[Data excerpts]
________________________________________

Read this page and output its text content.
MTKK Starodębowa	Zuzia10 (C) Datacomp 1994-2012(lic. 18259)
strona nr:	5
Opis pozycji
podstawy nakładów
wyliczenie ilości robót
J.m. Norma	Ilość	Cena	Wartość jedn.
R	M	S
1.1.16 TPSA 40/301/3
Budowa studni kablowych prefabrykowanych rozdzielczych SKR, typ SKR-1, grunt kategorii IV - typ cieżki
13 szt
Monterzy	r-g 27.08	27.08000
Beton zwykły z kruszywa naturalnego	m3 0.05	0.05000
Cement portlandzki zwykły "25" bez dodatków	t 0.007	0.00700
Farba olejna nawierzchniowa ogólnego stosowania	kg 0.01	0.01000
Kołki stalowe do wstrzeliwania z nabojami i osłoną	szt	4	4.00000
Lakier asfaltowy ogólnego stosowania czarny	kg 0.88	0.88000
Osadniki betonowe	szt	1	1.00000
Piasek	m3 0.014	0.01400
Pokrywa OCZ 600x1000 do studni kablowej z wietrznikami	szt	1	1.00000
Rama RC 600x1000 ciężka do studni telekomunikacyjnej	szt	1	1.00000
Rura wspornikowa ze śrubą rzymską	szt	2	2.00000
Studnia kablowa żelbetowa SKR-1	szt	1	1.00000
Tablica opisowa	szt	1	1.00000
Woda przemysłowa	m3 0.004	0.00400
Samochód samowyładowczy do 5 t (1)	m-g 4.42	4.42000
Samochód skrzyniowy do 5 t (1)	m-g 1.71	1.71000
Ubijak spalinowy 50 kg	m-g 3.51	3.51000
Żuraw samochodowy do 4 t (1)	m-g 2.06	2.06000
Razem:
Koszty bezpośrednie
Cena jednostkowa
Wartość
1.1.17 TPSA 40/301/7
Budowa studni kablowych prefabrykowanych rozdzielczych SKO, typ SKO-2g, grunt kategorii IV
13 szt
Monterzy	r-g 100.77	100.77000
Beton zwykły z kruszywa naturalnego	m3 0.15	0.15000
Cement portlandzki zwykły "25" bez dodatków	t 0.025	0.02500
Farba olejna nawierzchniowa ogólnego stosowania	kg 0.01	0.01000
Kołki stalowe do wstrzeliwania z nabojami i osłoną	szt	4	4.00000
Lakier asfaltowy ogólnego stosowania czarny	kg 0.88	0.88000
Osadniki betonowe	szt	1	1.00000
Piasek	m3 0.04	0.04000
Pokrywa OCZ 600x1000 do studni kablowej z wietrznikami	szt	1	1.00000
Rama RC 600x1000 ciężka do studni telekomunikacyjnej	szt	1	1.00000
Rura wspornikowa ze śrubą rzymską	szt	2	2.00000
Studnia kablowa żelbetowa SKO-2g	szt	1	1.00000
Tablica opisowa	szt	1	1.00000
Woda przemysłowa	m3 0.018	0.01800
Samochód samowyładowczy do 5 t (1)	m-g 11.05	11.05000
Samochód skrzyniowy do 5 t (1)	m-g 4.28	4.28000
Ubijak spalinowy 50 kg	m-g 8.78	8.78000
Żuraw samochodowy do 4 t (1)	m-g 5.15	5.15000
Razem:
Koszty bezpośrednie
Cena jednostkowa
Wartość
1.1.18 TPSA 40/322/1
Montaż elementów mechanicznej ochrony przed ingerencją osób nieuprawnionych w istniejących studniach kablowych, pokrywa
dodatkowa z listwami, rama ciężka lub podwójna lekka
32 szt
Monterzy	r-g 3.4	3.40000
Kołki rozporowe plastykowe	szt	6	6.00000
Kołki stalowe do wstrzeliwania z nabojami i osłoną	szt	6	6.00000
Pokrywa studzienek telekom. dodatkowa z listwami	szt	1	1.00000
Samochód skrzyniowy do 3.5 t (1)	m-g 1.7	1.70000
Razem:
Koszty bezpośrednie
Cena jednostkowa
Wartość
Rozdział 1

________________________________________

-- Job --
Search the entries for the word "TPSA", then gather every line that has it.

-- Full solution --
1.1.16 TPSA 40/301/3
1.1.17 TPSA 40/301/7
1.1.18 TPSA 40/322/1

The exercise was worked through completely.